### Task material
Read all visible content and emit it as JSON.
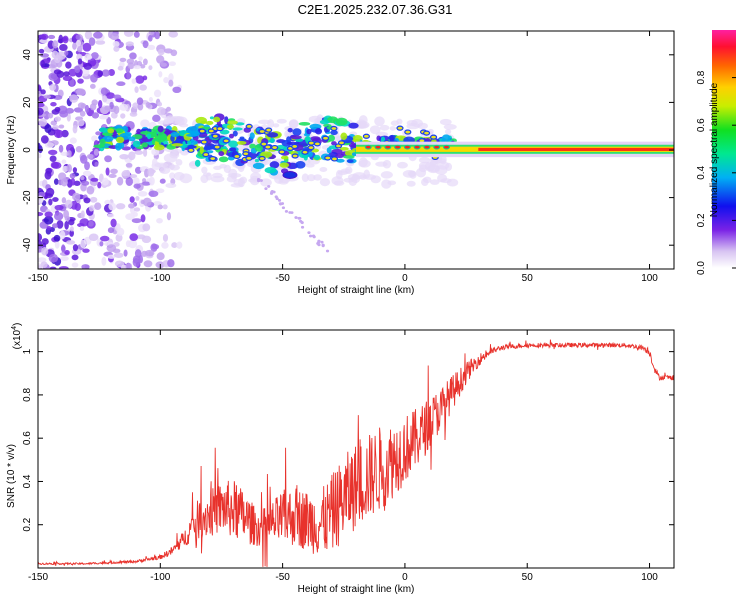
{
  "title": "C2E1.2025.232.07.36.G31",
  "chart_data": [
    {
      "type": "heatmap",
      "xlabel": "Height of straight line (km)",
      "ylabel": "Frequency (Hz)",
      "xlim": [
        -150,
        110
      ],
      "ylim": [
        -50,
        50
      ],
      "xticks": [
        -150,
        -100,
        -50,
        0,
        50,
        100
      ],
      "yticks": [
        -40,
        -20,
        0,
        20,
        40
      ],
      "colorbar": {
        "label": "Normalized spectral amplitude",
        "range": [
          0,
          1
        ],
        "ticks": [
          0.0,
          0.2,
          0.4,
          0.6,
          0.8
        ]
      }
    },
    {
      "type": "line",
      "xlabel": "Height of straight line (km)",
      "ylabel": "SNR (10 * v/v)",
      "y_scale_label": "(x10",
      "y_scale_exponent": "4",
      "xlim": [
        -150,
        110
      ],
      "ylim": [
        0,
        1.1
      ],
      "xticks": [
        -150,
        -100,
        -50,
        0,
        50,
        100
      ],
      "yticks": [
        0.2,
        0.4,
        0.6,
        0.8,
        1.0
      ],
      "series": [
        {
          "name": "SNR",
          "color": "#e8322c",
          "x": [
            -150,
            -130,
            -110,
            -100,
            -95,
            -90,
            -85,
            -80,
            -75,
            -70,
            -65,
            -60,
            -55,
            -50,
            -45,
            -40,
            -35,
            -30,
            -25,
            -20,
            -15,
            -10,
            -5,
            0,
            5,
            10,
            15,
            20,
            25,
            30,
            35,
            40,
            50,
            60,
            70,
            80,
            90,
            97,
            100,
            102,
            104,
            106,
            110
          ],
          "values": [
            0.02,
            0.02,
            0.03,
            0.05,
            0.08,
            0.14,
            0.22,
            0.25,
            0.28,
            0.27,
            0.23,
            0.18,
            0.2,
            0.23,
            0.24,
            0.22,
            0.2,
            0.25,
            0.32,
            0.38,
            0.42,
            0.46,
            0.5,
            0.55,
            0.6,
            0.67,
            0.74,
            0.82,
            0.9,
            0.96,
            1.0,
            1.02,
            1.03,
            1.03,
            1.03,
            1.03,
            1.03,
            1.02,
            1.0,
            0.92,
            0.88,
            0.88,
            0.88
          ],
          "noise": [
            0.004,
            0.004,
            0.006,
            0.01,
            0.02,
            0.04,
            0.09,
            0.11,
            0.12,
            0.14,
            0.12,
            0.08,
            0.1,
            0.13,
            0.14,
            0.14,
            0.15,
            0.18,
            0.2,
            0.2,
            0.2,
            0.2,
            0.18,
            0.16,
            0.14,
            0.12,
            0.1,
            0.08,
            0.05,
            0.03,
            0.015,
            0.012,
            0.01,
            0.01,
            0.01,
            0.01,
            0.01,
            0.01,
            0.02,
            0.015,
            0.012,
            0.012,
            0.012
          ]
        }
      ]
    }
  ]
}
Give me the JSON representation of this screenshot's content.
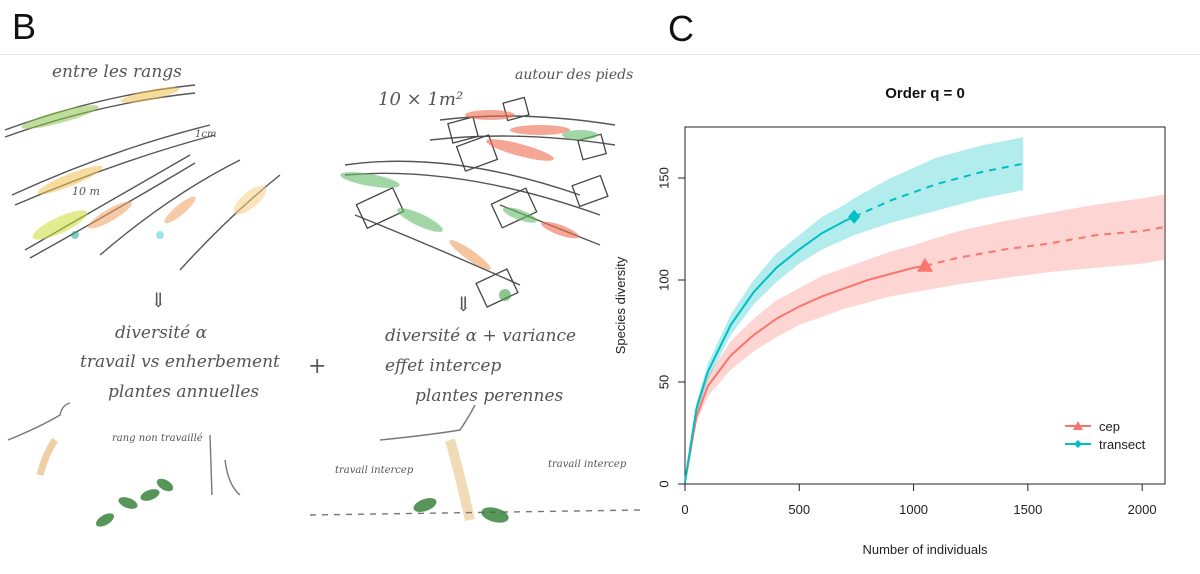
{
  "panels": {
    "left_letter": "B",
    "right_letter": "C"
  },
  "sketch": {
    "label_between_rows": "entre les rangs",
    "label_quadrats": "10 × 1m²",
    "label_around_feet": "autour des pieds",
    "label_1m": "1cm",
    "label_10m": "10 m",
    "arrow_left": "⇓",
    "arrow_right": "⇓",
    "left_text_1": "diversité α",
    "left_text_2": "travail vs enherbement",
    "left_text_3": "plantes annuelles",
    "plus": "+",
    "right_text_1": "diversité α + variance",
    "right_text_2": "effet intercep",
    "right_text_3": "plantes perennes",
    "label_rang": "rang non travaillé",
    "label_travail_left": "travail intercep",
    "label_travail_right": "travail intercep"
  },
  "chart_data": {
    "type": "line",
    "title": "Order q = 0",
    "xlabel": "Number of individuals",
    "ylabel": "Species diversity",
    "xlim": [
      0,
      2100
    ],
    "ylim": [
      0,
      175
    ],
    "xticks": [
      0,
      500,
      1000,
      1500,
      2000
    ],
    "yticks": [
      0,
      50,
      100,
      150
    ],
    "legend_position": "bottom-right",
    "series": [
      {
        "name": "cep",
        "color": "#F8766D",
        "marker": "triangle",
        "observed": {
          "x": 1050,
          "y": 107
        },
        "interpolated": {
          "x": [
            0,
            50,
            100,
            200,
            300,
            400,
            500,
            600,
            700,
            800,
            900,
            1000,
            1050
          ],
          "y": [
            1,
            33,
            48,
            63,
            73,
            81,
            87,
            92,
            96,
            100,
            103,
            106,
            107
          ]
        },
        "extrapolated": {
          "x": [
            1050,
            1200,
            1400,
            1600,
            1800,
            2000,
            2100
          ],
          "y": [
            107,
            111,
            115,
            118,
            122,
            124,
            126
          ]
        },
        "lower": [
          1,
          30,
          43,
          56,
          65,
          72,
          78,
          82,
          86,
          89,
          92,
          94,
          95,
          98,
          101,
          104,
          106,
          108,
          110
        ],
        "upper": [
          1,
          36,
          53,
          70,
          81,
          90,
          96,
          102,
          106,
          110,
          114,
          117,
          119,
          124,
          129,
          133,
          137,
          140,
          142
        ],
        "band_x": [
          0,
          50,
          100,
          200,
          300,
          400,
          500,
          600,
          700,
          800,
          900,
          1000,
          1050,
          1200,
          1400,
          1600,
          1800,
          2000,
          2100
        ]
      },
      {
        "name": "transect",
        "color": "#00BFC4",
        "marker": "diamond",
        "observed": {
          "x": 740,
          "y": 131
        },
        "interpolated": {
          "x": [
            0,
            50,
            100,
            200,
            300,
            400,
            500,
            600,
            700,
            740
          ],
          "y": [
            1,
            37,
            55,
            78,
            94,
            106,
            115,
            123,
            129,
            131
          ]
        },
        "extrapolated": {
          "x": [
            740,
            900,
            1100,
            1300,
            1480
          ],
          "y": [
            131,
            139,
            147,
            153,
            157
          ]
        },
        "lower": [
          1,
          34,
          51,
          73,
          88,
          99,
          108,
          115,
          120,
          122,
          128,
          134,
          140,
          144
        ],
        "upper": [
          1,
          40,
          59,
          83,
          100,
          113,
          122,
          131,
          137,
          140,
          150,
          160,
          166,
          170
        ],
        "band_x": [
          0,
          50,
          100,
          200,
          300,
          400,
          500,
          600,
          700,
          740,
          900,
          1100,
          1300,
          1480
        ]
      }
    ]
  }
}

...

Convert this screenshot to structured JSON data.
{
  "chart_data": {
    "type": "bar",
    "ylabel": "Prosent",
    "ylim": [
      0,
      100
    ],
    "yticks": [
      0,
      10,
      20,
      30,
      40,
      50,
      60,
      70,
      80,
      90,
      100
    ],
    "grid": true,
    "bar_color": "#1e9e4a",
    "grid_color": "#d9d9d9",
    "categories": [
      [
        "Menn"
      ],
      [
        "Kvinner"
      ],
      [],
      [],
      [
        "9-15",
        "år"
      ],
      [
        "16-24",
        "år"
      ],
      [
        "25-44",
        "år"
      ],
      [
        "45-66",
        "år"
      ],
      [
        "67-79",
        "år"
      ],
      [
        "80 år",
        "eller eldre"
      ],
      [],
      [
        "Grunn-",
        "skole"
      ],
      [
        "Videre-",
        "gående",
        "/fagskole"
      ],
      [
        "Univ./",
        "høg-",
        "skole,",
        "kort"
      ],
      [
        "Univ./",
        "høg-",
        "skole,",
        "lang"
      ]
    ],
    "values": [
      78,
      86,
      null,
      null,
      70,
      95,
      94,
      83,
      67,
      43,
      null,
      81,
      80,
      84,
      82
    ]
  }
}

### Written exercise
Copy every line above that includes the string "ylabel".

### The answer
      "ylabel": "Frequency (Hz)",
      "ylabel": "SNR (10 * v/v)",
    "ylabel": "Species diversity",
    "ylabel": "Prosent",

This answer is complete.